* [TASK DETAILS]: Find the string "characteristic" in the data, then copy every line where it is found.

[Records from a dataset]

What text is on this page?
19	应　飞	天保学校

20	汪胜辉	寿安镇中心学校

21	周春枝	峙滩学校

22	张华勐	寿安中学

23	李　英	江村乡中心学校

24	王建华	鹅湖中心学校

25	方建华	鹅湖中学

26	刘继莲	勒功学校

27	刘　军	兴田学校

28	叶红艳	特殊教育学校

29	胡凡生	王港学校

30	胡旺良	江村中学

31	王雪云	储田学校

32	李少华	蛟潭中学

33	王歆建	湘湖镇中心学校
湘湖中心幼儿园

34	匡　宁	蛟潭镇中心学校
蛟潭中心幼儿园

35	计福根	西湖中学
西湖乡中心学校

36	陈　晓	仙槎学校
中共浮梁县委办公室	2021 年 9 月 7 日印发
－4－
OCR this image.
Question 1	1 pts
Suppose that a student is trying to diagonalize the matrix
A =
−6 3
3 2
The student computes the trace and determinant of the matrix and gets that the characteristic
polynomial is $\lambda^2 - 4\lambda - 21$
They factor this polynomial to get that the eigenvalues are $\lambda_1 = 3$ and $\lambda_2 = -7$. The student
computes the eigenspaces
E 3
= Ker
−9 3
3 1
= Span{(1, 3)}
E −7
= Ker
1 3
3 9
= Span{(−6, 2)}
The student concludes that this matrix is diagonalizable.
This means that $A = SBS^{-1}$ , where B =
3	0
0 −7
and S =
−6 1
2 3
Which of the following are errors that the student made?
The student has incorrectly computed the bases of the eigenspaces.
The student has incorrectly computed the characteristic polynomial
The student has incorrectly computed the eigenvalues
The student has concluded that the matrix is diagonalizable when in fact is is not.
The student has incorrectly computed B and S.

* [WORKED SOLUTION]:
The student computes the trace and determinant of the matrix and gets that the characteristic
The student has incorrectly computed the characteristic polynomial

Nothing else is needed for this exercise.